Without including any pictures, copy each entry below exactly.

▼

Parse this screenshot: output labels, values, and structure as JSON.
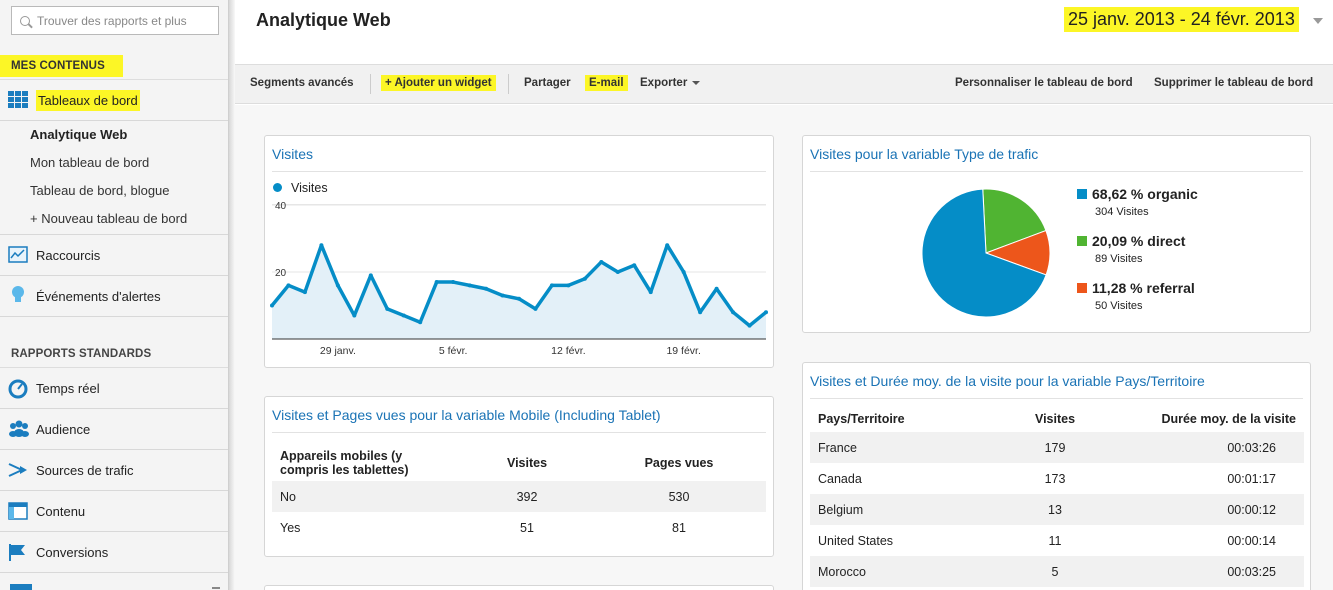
{
  "sidebar": {
    "search_placeholder": "Trouver des rapports et plus",
    "mes_contenus": "MES CONTENUS",
    "tableaux": "Tableaux de bord",
    "sub_items": [
      "Analytique Web",
      "Mon tableau de bord",
      "Tableau de bord, blogue",
      "+ Nouveau tableau de bord"
    ],
    "raccourcis": "Raccourcis",
    "evenements": "Événements d'alertes",
    "rapports_standards": "RAPPORTS STANDARDS",
    "temps_reel": "Temps réel",
    "audience": "Audience",
    "sources": "Sources de trafic",
    "contenu": "Contenu",
    "conversions": "Conversions"
  },
  "header": {
    "title": "Analytique Web",
    "date_range": "25 janv. 2013 - 24 févr. 2013"
  },
  "toolbar": {
    "segments": "Segments avancés",
    "add_widget": "+ Ajouter un widget",
    "share": "Partager",
    "email": "E-mail",
    "export": "Exporter",
    "customize": "Personnaliser le tableau de bord",
    "delete": "Supprimer le tableau de bord"
  },
  "visits_widget": {
    "title": "Visites",
    "legend": "Visites",
    "y_ticks": [
      "40",
      "20"
    ],
    "x_ticks": [
      "29 janv.",
      "5 févr.",
      "12 févr.",
      "19 févr."
    ]
  },
  "chart_data": [
    {
      "type": "area",
      "title": "Visites",
      "series": [
        {
          "name": "Visites",
          "values": [
            10,
            16,
            14,
            28,
            16,
            7,
            19,
            9,
            7,
            5,
            17,
            17,
            16,
            15,
            13,
            12,
            9,
            16,
            16,
            18,
            23,
            20,
            22,
            14,
            28,
            20,
            8,
            15,
            8,
            4,
            8
          ]
        }
      ],
      "ylim": [
        0,
        40
      ],
      "y_ticks": [
        20,
        40
      ],
      "x_ticks": [
        "29 janv.",
        "5 févr.",
        "12 févr.",
        "19 févr."
      ]
    },
    {
      "type": "pie",
      "title": "Visites pour la variable Type de trafic",
      "slices": [
        {
          "label": "organic",
          "percent": 68.62,
          "visits": 304,
          "color": "#058dc7"
        },
        {
          "label": "direct",
          "percent": 20.09,
          "visits": 89,
          "color": "#50b432"
        },
        {
          "label": "referral",
          "percent": 11.28,
          "visits": 50,
          "color": "#ed561b"
        }
      ]
    }
  ],
  "traffic_widget": {
    "title": "Visites pour la variable Type de trafic",
    "legend": [
      {
        "pct": "68,62 % organic",
        "visits": "304 Visites",
        "color": "#058dc7"
      },
      {
        "pct": "20,09 % direct",
        "visits": "89 Visites",
        "color": "#50b432"
      },
      {
        "pct": "11,28 % referral",
        "visits": "50 Visites",
        "color": "#ed561b"
      }
    ]
  },
  "mobile_widget": {
    "title": "Visites et Pages vues pour la variable Mobile (Including Tablet)",
    "headers": [
      "Appareils mobiles (y compris les tablettes)",
      "Visites",
      "Pages vues"
    ],
    "rows": [
      [
        "No",
        "392",
        "530"
      ],
      [
        "Yes",
        "51",
        "81"
      ]
    ]
  },
  "country_widget": {
    "title": "Visites et Durée moy. de la visite pour la variable Pays/Territoire",
    "headers": [
      "Pays/Territoire",
      "Visites",
      "Durée moy. de la visite"
    ],
    "rows": [
      [
        "France",
        "179",
        "00:03:26"
      ],
      [
        "Canada",
        "173",
        "00:01:17"
      ],
      [
        "Belgium",
        "13",
        "00:00:12"
      ],
      [
        "United States",
        "11",
        "00:00:14"
      ],
      [
        "Morocco",
        "5",
        "00:03:25"
      ]
    ]
  }
}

▲

● THE REPLY
Parse this screenshot: output labels, values, and structure as JSON.
{
  "sidebar": {
    "search_placeholder": "Trouver des rapports et plus",
    "mes_contenus": "MES CONTENUS",
    "tableaux": "Tableaux de bord",
    "sub_items": [
      "Analytique Web",
      "Mon tableau de bord",
      "Tableau de bord, blogue",
      "+ Nouveau tableau de bord"
    ],
    "raccourcis": "Raccourcis",
    "evenements": "Événements d'alertes",
    "rapports_standards": "RAPPORTS STANDARDS",
    "temps_reel": "Temps réel",
    "audience": "Audience",
    "sources": "Sources de trafic",
    "contenu": "Contenu",
    "conversions": "Conversions"
  },
  "header": {
    "title": "Analytique Web",
    "date_range": "25 janv. 2013 - 24 févr. 2013"
  },
  "toolbar": {
    "segments": "Segments avancés",
    "add_widget": "+ Ajouter un widget",
    "share": "Partager",
    "email": "E-mail",
    "export": "Exporter",
    "customize": "Personnaliser le tableau de bord",
    "delete": "Supprimer le tableau de bord"
  },
  "visits_widget": {
    "title": "Visites",
    "legend": "Visites",
    "y_ticks": [
      "40",
      "20"
    ],
    "x_ticks": [
      "29 janv.",
      "5 févr.",
      "12 févr.",
      "19 févr."
    ]
  },
  "chart_data": [
    {
      "type": "area",
      "title": "Visites",
      "series": [
        {
          "name": "Visites",
          "values": [
            10,
            16,
            14,
            28,
            16,
            7,
            19,
            9,
            7,
            5,
            17,
            17,
            16,
            15,
            13,
            12,
            9,
            16,
            16,
            18,
            23,
            20,
            22,
            14,
            28,
            20,
            8,
            15,
            8,
            4,
            8
          ]
        }
      ],
      "ylim": [
        0,
        40
      ],
      "y_ticks": [
        20,
        40
      ],
      "x_ticks": [
        "29 janv.",
        "5 févr.",
        "12 févr.",
        "19 févr."
      ]
    },
    {
      "type": "pie",
      "title": "Visites pour la variable Type de trafic",
      "slices": [
        {
          "label": "organic",
          "percent": 68.62,
          "visits": 304,
          "color": "#058dc7"
        },
        {
          "label": "direct",
          "percent": 20.09,
          "visits": 89,
          "color": "#50b432"
        },
        {
          "label": "referral",
          "percent": 11.28,
          "visits": 50,
          "color": "#ed561b"
        }
      ]
    }
  ],
  "traffic_widget": {
    "title": "Visites pour la variable Type de trafic",
    "legend": [
      {
        "pct": "68,62 % organic",
        "visits": "304 Visites",
        "color": "#058dc7"
      },
      {
        "pct": "20,09 % direct",
        "visits": "89 Visites",
        "color": "#50b432"
      },
      {
        "pct": "11,28 % referral",
        "visits": "50 Visites",
        "color": "#ed561b"
      }
    ]
  },
  "mobile_widget": {
    "title": "Visites et Pages vues pour la variable Mobile (Including Tablet)",
    "headers": [
      "Appareils mobiles (y compris les tablettes)",
      "Visites",
      "Pages vues"
    ],
    "rows": [
      [
        "No",
        "392",
        "530"
      ],
      [
        "Yes",
        "51",
        "81"
      ]
    ]
  },
  "country_widget": {
    "title": "Visites et Durée moy. de la visite pour la variable Pays/Territoire",
    "headers": [
      "Pays/Territoire",
      "Visites",
      "Durée moy. de la visite"
    ],
    "rows": [
      [
        "France",
        "179",
        "00:03:26"
      ],
      [
        "Canada",
        "173",
        "00:01:17"
      ],
      [
        "Belgium",
        "13",
        "00:00:12"
      ],
      [
        "United States",
        "11",
        "00:00:14"
      ],
      [
        "Morocco",
        "5",
        "00:03:25"
      ]
    ]
  }
}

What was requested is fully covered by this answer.